WHAT TO WORK ON:
Return each line containing the string "przez".

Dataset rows
•••••
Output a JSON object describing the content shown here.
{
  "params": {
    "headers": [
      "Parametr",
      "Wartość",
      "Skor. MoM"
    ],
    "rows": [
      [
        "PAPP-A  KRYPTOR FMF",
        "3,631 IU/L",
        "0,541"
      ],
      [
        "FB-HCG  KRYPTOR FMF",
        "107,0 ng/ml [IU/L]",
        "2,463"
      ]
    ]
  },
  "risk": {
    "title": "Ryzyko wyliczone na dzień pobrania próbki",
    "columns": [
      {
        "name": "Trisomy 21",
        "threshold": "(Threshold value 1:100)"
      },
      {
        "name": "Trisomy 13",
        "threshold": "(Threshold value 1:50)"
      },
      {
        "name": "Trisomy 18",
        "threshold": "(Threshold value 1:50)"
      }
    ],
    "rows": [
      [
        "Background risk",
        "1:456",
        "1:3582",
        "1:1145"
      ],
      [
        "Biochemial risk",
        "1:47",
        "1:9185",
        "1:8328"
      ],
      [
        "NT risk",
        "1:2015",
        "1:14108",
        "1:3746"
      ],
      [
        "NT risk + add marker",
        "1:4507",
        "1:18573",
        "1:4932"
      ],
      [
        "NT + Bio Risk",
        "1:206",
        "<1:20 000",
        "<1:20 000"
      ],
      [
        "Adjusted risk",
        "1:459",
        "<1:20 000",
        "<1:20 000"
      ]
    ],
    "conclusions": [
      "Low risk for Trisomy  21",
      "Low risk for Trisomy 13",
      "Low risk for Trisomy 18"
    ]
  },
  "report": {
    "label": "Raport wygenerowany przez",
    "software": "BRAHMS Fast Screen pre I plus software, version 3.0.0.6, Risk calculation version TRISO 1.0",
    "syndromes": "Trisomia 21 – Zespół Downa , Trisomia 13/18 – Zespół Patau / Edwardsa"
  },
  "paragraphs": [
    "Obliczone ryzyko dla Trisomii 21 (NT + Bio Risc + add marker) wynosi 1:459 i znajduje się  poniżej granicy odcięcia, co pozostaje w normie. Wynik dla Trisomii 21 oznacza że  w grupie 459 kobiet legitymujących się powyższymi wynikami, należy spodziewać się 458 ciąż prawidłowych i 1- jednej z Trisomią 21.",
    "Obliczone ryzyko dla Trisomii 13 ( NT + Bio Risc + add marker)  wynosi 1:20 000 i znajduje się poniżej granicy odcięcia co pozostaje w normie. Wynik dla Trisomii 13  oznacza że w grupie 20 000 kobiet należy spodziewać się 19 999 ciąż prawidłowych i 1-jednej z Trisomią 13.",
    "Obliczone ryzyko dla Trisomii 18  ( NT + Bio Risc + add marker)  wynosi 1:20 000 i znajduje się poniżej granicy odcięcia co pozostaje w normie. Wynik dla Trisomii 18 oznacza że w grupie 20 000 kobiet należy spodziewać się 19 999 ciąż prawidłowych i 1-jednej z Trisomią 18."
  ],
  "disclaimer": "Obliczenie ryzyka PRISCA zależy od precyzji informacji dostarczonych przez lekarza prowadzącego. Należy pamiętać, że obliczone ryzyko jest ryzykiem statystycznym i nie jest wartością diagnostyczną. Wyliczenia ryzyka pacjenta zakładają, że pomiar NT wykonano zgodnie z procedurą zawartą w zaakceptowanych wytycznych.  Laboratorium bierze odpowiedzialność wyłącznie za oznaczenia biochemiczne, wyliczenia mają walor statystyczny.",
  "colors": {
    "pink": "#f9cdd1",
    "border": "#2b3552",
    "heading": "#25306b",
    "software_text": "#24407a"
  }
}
•••••
TASK RESULT:
    "label": "Raport wygenerowany przez",
  "disclaimer": "Obliczenie ryzyka PRISCA zależy od precyzji informacji dostarczonych przez lekarza prowadzącego. Należy pamiętać, że obliczone ryzyko jest ryzykiem statystycznym i nie jest wartością diagnostyczną. Wyliczenia ryzyka pacjenta zakładają, że pomiar NT wykonano zgodnie z procedurą zawartą w zaakceptowanych wytycznych.  Laboratorium bierze odpowiedzialność wyłącznie za oznaczenia biochemiczne, wyliczenia mają walor statystyczny.",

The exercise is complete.